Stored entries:
** START **
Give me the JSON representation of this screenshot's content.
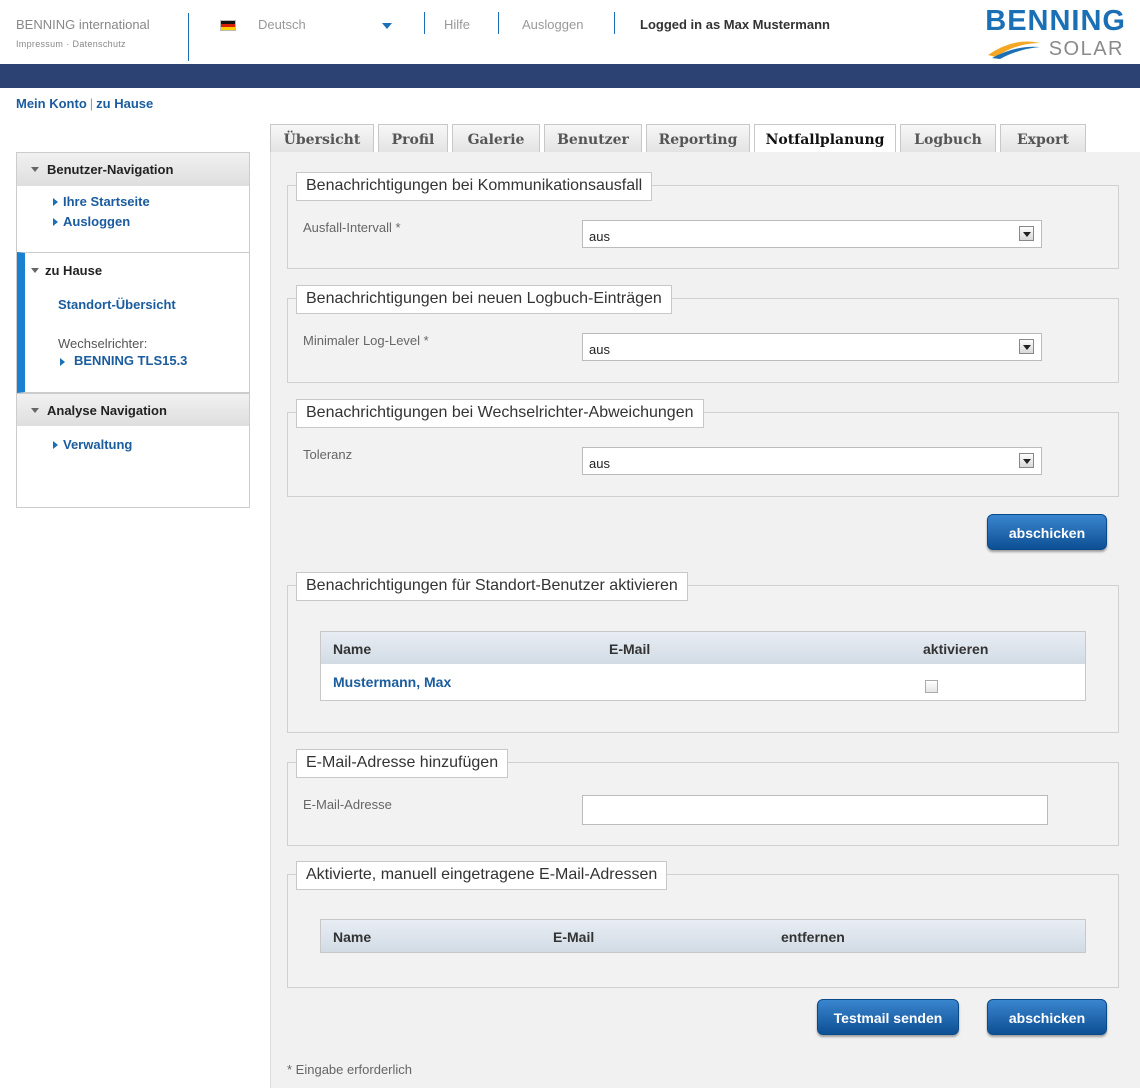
{
  "header": {
    "brand_name": "BENNING international",
    "impressum_link": "Impressum",
    "link_separator": "·",
    "datenschutz_link": "Datenschutz",
    "language": "Deutsch",
    "help_link": "Hilfe",
    "logout_link": "Ausloggen",
    "logged_in_text": "Logged in as Max Mustermann",
    "logo_title": "BENNING",
    "logo_subtitle": "SOLAR"
  },
  "colors": {
    "brand_blue": "#1a6fb5",
    "top_bar": "#2c4272",
    "button": "#0d4f93",
    "active_nav_marker": "#1a80d0"
  },
  "breadcrumb": {
    "items": [
      "Mein Konto",
      "zu Hause"
    ],
    "separator": "|"
  },
  "sidebar": {
    "user_nav": {
      "title": "Benutzer-Navigation",
      "items": [
        "Ihre Startseite",
        "Ausloggen"
      ]
    },
    "home": {
      "title": "zu Hause",
      "location_link": "Standort-Übersicht",
      "inverter_label": "Wechselrichter:",
      "inverter_item": "BENNING TLS15.3"
    },
    "analysis_nav": {
      "title": "Analyse Navigation",
      "items": [
        "Verwaltung"
      ]
    }
  },
  "tabs": [
    "Übersicht",
    "Profil",
    "Galerie",
    "Benutzer",
    "Reporting",
    "Notfallplanung",
    "Logbuch",
    "Export"
  ],
  "active_tab": "Notfallplanung",
  "sections": {
    "comm_failure": {
      "legend": "Benachrichtigungen bei Kommunikationsausfall",
      "field_label": "Ausfall-Intervall *",
      "value": "aus"
    },
    "log_entries": {
      "legend": "Benachrichtigungen bei neuen Logbuch-Einträgen",
      "field_label": "Minimaler Log-Level *",
      "value": "aus"
    },
    "inverter_deviation": {
      "legend": "Benachrichtigungen bei Wechselrichter-Abweichungen",
      "field_label": "Toleranz",
      "value": "aus"
    },
    "site_users": {
      "legend": "Benachrichtigungen für Standort-Benutzer aktivieren",
      "columns": [
        "Name",
        "E-Mail",
        "aktivieren"
      ],
      "rows": [
        {
          "name": "Mustermann, Max",
          "email": "",
          "activated": false
        }
      ]
    },
    "add_email": {
      "legend": "E-Mail-Adresse hinzufügen",
      "field_label": "E-Mail-Adresse",
      "value": "",
      "placeholder": ""
    },
    "manual_emails": {
      "legend": "Aktivierte, manuell eingetragene E-Mail-Adressen",
      "columns": [
        "Name",
        "E-Mail",
        "entfernen"
      ],
      "rows": []
    }
  },
  "buttons": {
    "submit_top": "abschicken",
    "testmail": "Testmail senden",
    "submit_bottom": "abschicken"
  },
  "required_note": "* Eingabe erforderlich"
}
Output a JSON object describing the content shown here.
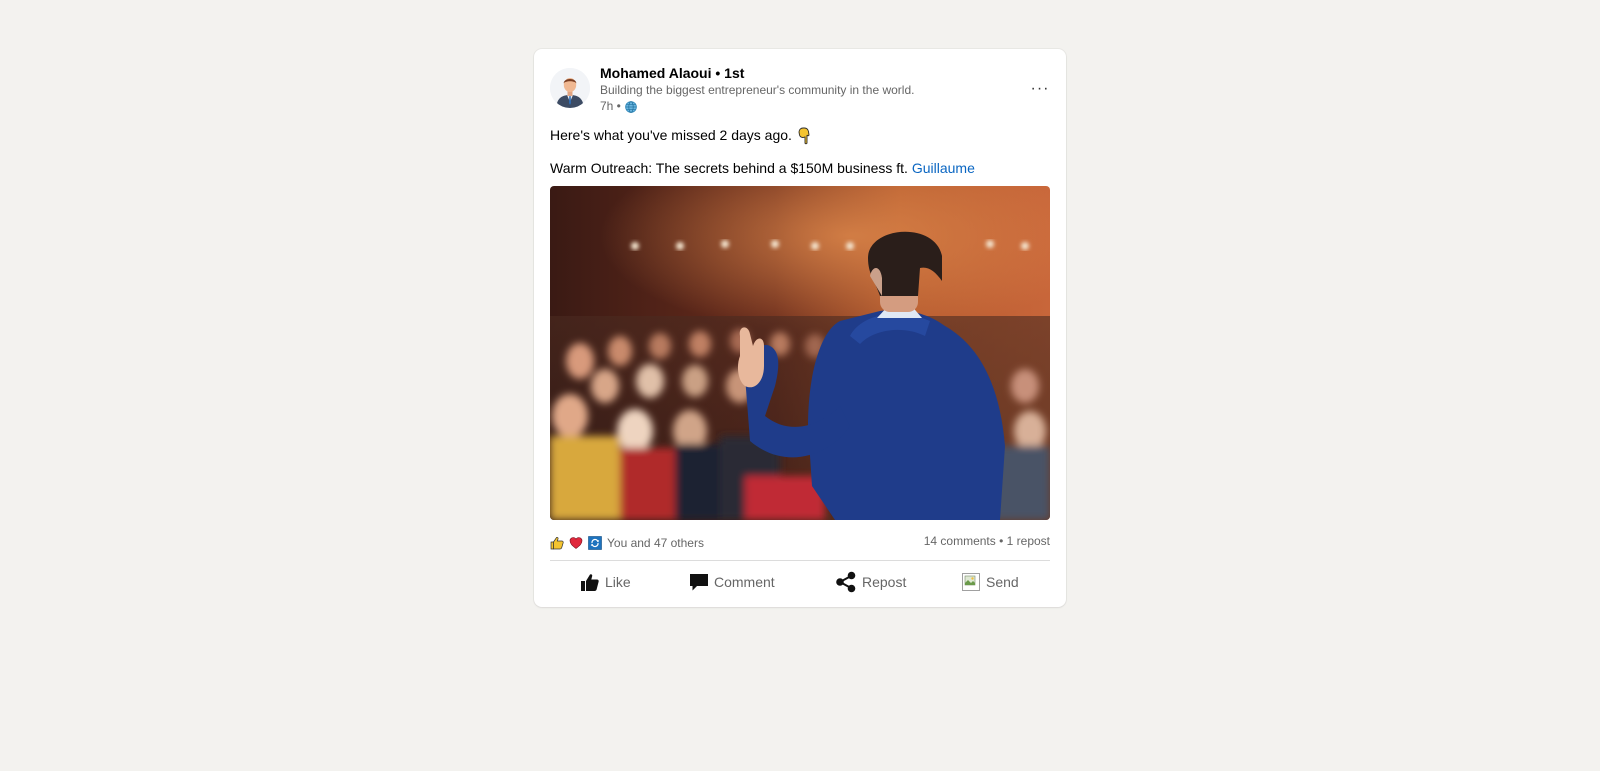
{
  "post": {
    "author": {
      "name": "Mohamed Alaoui • 1st",
      "headline": "Building the biggest entrepreneur's community in the world.",
      "time": "7h •",
      "visibility_icon": "globe-icon"
    },
    "more_label": "···",
    "text_line1": "Here's what you've missed 2 days ago.",
    "text_line1_emoji": "point-down-icon",
    "text_line2": "Warm Outreach: The secrets behind a $150M business ft.",
    "mention": "Guillaume",
    "image": {
      "subject": "speaker-presenting-to-audience"
    },
    "reactions": {
      "icons": [
        "like-icon",
        "heart-icon",
        "insightful-icon"
      ],
      "summary": "You and 47 others"
    },
    "stats": {
      "comments": "14 comments",
      "separator": "•",
      "reposts": "1 repost"
    },
    "actions": {
      "like": "Like",
      "comment": "Comment",
      "repost": "Repost",
      "send": "Send"
    }
  },
  "colors": {
    "background": "#f3f2ef",
    "card": "#ffffff",
    "link": "#0a66c2",
    "muted": "#666666"
  }
}
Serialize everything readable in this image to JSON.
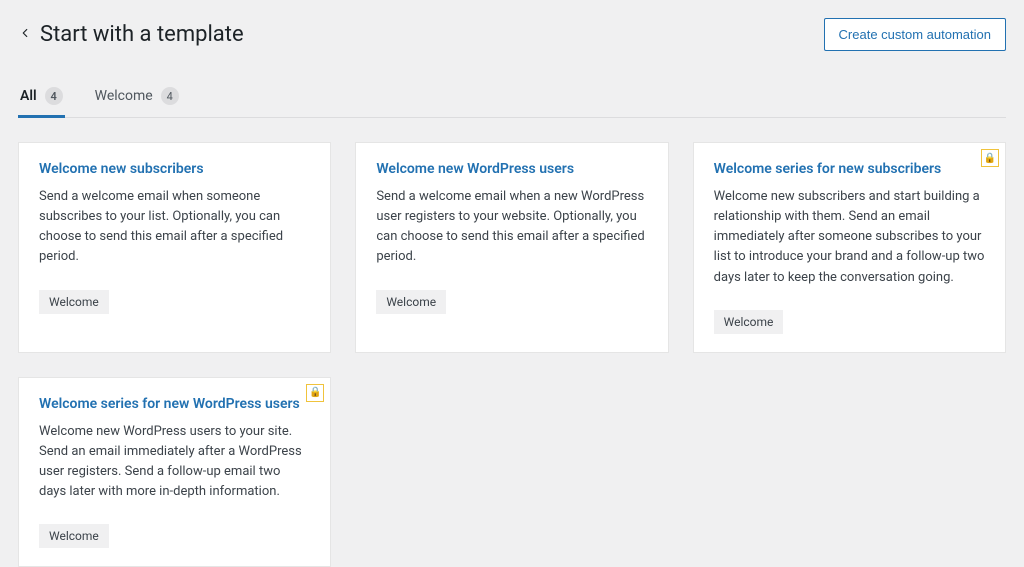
{
  "header": {
    "title": "Start with a template",
    "create_label": "Create custom automation"
  },
  "tabs": [
    {
      "label": "All",
      "count": "4",
      "active": true
    },
    {
      "label": "Welcome",
      "count": "4",
      "active": false
    }
  ],
  "cards": [
    {
      "title": "Welcome new subscribers",
      "description": "Send a welcome email when someone subscribes to your list. Optionally, you can choose to send this email after a specified period.",
      "tag": "Welcome",
      "locked": false
    },
    {
      "title": "Welcome new WordPress users",
      "description": "Send a welcome email when a new WordPress user registers to your website. Optionally, you can choose to send this email after a specified period.",
      "tag": "Welcome",
      "locked": false
    },
    {
      "title": "Welcome series for new subscribers",
      "description": "Welcome new subscribers and start building a relationship with them. Send an email immediately after someone subscribes to your list to introduce your brand and a follow-up two days later to keep the conversation going.",
      "tag": "Welcome",
      "locked": true
    },
    {
      "title": "Welcome series for new WordPress users",
      "description": "Welcome new WordPress users to your site. Send an email immediately after a WordPress user registers. Send a follow-up email two days later with more in-depth information.",
      "tag": "Welcome",
      "locked": true
    }
  ],
  "lock_glyph": "🔒"
}
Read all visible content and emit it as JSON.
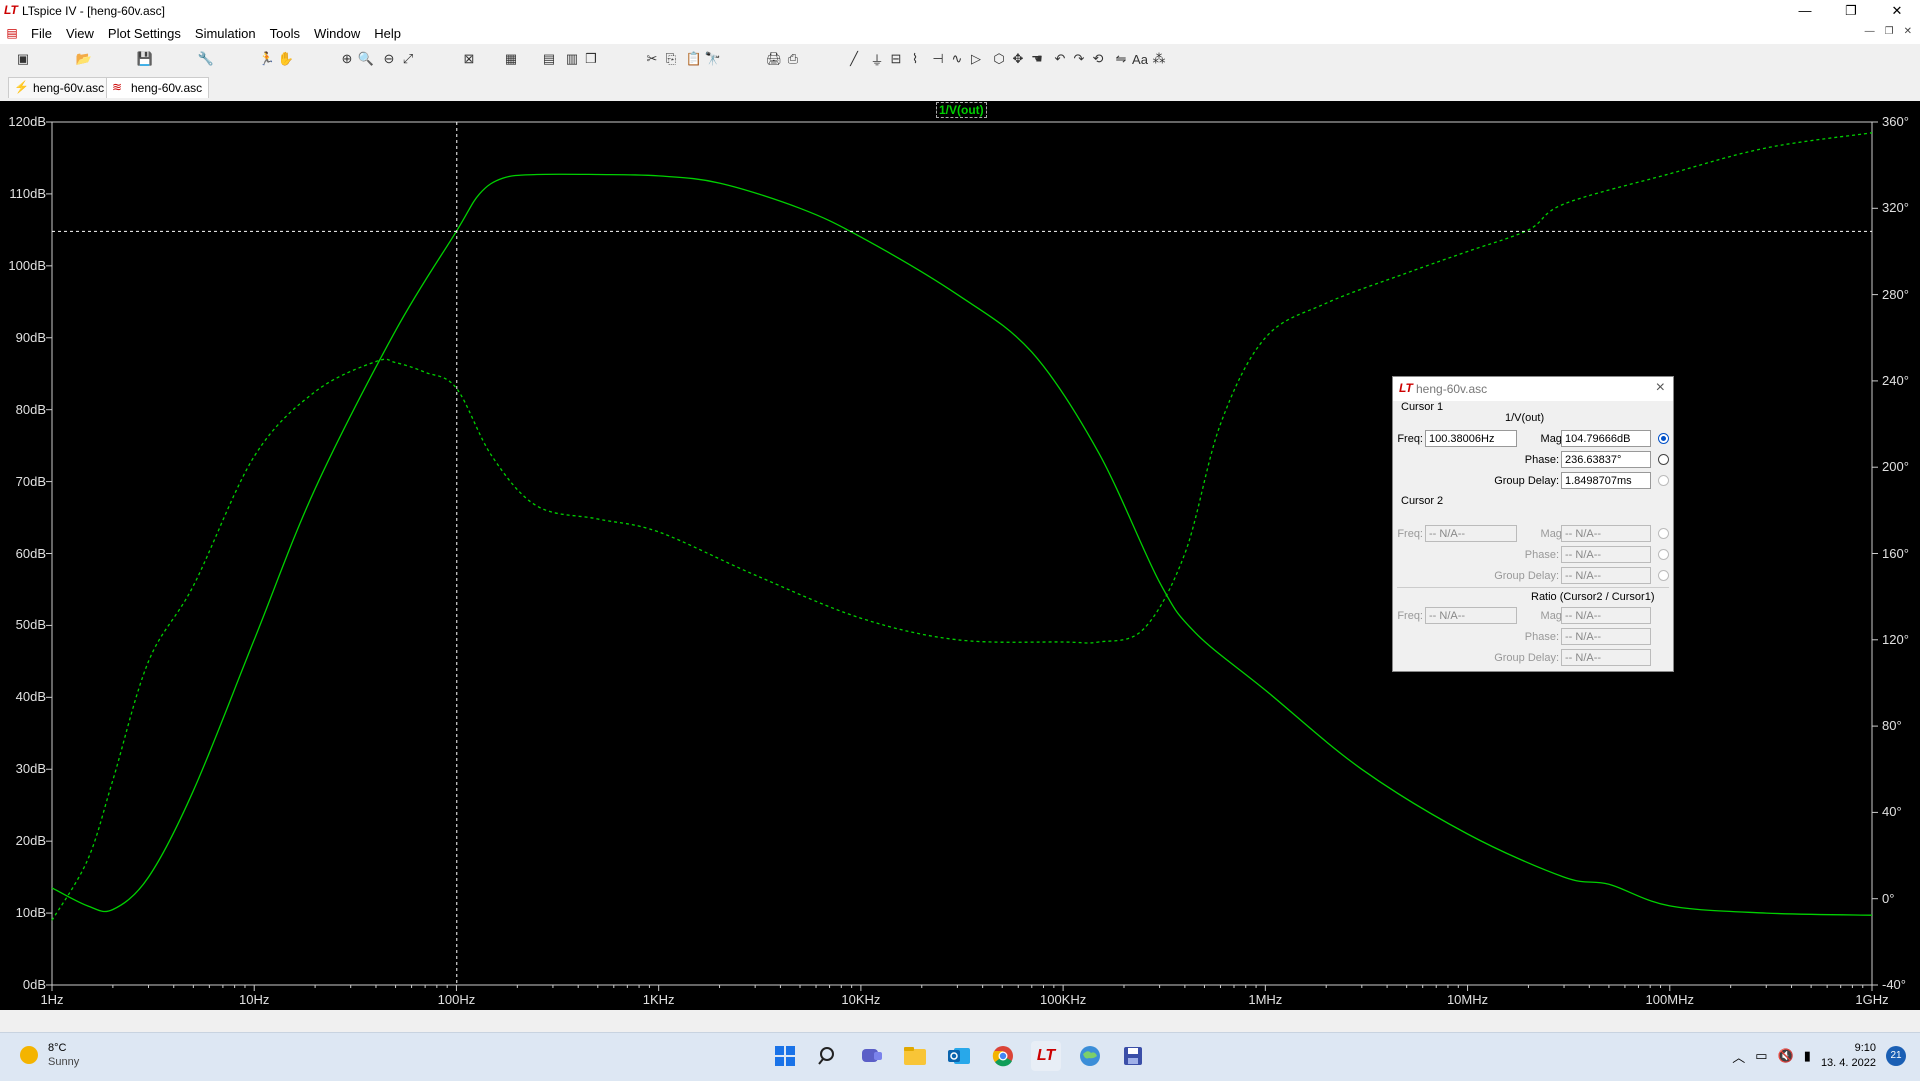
{
  "window": {
    "title": "LTspice IV - [heng-60v.asc]",
    "minimize": "—",
    "maximize": "❐",
    "close": "✕"
  },
  "menu": {
    "items": [
      "File",
      "View",
      "Plot Settings",
      "Simulation",
      "Tools",
      "Window",
      "Help"
    ],
    "mdi": [
      "—",
      "❐",
      "✕"
    ]
  },
  "toolbar": {
    "icons": [
      "new-schematic-icon",
      "open-icon",
      "save-icon",
      "control-panel-icon",
      "run-icon",
      "halt-icon",
      "zoom-in-icon",
      "zoom-area-icon",
      "zoom-out-icon",
      "zoom-fit-icon",
      "autorange-icon",
      "toggle-grid-icon",
      "tile-horizontal-icon",
      "tile-vertical-icon",
      "cascade-icon",
      "cut-icon",
      "copy-icon",
      "paste-icon",
      "find-icon",
      "print-preview-icon",
      "print-icon",
      "wire-icon",
      "ground-icon",
      "label-net-icon",
      "resistor-icon",
      "capacitor-icon",
      "inductor-icon",
      "diode-icon",
      "component-icon",
      "move-icon",
      "drag-icon",
      "undo-icon",
      "redo-icon",
      "rotate-icon",
      "mirror-icon",
      "text-icon",
      "spice-directive-icon"
    ]
  },
  "tabs": [
    {
      "label": "heng-60v.asc",
      "icon": "schematic-icon"
    },
    {
      "label": "heng-60v.asc",
      "icon": "waveform-icon"
    }
  ],
  "plot": {
    "trace_label": "1/V(out)",
    "trace_color": "#00d000",
    "background": "#000000"
  },
  "chart_data": {
    "type": "line",
    "title": "",
    "x_scale": "log",
    "xlim": [
      1,
      1000000000
    ],
    "x_ticks": [
      "1Hz",
      "10Hz",
      "100Hz",
      "1KHz",
      "10KHz",
      "100KHz",
      "1MHz",
      "10MHz",
      "100MHz",
      "1GHz"
    ],
    "ylim_left": [
      0,
      120
    ],
    "y_ticks_left": [
      "0dB",
      "10dB",
      "20dB",
      "30dB",
      "40dB",
      "50dB",
      "60dB",
      "70dB",
      "80dB",
      "90dB",
      "100dB",
      "110dB",
      "120dB"
    ],
    "ylim_right": [
      -40,
      360
    ],
    "y_ticks_right": [
      "-40°",
      "0°",
      "40°",
      "80°",
      "120°",
      "160°",
      "200°",
      "240°",
      "280°",
      "320°",
      "360°"
    ],
    "grid": false,
    "series": [
      {
        "name": "1/V(out)",
        "quantity": "magnitude",
        "style": "solid",
        "axis": "left",
        "x": [
          1,
          1.5,
          2,
          3,
          5,
          10,
          20,
          50,
          100,
          130,
          170,
          250,
          500,
          1000,
          2000,
          5000,
          10000,
          30000,
          70000,
          150000,
          300000,
          450000,
          1000000,
          3000000,
          10000000,
          30000000,
          50000000,
          100000000,
          300000000,
          1000000000
        ],
        "y": [
          13.5,
          11,
          10.5,
          15,
          27,
          48,
          69,
          91,
          104.8,
          110,
          112.2,
          112.7,
          112.7,
          112.5,
          111.5,
          108,
          104,
          96,
          88,
          74,
          56,
          49,
          41,
          30,
          21,
          15,
          14,
          11,
          10,
          9.7
        ]
      },
      {
        "name": "1/V(out)",
        "quantity": "phase",
        "style": "dashed",
        "axis": "right",
        "x": [
          1,
          1.5,
          2,
          3,
          5,
          10,
          20,
          40,
          50,
          70,
          100,
          150,
          250,
          500,
          1000,
          3000,
          10000,
          30000,
          100000,
          150000,
          250000,
          400000,
          600000,
          1000000,
          2000000,
          5000000,
          10000000,
          20000000,
          30000000,
          100000000,
          300000000,
          1000000000
        ],
        "y": [
          -10,
          18,
          55,
          110,
          145,
          205,
          235,
          249,
          248.5,
          244,
          236.6,
          205,
          182,
          176,
          170,
          150,
          130,
          120,
          119,
          119,
          125,
          160,
          220,
          260,
          276,
          290,
          300,
          310,
          322,
          336,
          348,
          355
        ]
      }
    ],
    "cursor1": {
      "x": 100.38006,
      "y_db": 104.79666
    }
  },
  "cursor_window": {
    "title": "heng-60v.asc",
    "cursor1_label": "Cursor 1",
    "trace": "1/V(out)",
    "freq_label": "Freq:",
    "freq_value": "100.38006Hz",
    "mag_label": "Mag:",
    "mag_value": "104.79666dB",
    "phase_label": "Phase:",
    "phase_value": "236.63837°",
    "gd_label": "Group Delay:",
    "gd_value": "1.8498707ms",
    "cursor2_label": "Cursor 2",
    "na": "-- N/A--",
    "ratio_label": "Ratio (Cursor2 / Cursor1)"
  },
  "taskbar": {
    "temp": "8°C",
    "condition": "Sunny",
    "apps": [
      "start-icon",
      "search-icon",
      "chat-icon",
      "file-explorer-icon",
      "outlook-icon",
      "chrome-icon",
      "ltspice-icon",
      "weather-app-icon",
      "save-app-icon"
    ],
    "time": "9:10",
    "date": "13. 4. 2022",
    "notifications": "21"
  }
}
** END **
Aim. Write the number of lines containing the word "Standort" and nothing besides it.

Task result. 2